%%

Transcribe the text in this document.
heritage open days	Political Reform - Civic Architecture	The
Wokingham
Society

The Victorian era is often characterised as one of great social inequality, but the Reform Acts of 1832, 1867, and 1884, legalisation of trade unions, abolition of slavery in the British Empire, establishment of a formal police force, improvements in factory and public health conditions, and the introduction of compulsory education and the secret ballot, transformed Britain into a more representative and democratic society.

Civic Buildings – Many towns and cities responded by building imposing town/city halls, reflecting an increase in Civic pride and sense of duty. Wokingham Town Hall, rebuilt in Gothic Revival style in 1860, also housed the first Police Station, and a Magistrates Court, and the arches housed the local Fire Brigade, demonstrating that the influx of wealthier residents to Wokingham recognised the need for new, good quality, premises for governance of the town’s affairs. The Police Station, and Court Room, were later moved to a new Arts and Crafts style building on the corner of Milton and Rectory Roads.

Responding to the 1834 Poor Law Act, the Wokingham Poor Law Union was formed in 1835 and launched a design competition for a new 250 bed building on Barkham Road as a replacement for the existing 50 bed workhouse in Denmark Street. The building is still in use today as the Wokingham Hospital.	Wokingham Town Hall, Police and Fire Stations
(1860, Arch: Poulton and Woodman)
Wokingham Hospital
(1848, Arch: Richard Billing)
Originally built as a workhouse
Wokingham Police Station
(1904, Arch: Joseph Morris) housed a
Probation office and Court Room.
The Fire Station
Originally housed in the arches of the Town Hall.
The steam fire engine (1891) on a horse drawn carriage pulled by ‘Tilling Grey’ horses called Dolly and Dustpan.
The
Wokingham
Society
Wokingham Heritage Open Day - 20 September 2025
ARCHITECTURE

%%

#### Exercise
Extract each line of the material exactly as it stands.

#### The result
Transcribe the text in this document.
heritage open days	Political Reform - Civic Architecture	The
Wokingham
Society

The Victorian era is often characterised as one of great social inequality, but the Reform Acts of 1832, 1867, and 1884, legalisation of trade unions, abolition of slavery in the British Empire, establishment of a formal police force, improvements in factory and public health conditions, and the introduction of compulsory education and the secret ballot, transformed Britain into a more representative and democratic society.

Civic Buildings – Many towns and cities responded by building imposing town/city halls, reflecting an increase in Civic pride and sense of duty. Wokingham Town Hall, rebuilt in Gothic Revival style in 1860, also housed the first Police Station, and a Magistrates Court, and the arches housed the local Fire Brigade, demonstrating that the influx of wealthier residents to Wokingham recognised the need for new, good quality, premises for governance of the town’s affairs. The Police Station, and Court Room, were later moved to a new Arts and Crafts style building on the corner of Milton and Rectory Roads.

Responding to the 1834 Poor Law Act, the Wokingham Poor Law Union was formed in 1835 and launched a design competition for a new 250 bed building on Barkham Road as a replacement for the existing 50 bed workhouse in Denmark Street. The building is still in use today as the Wokingham Hospital.	Wokingham Town Hall, Police and Fire Stations
(1860, Arch: Poulton and Woodman)
Wokingham Hospital
(1848, Arch: Richard Billing)
Originally built as a workhouse
Wokingham Police Station
(1904, Arch: Joseph Morris) housed a
Probation office and Court Room.
The Fire Station
Originally housed in the arches of the Town Hall.
The steam fire engine (1891) on a horse drawn carriage pulled by ‘Tilling Grey’ horses called Dolly and Dustpan.
The
Wokingham
Society
Wokingham Heritage Open Day - 20 September 2025
ARCHITECTURE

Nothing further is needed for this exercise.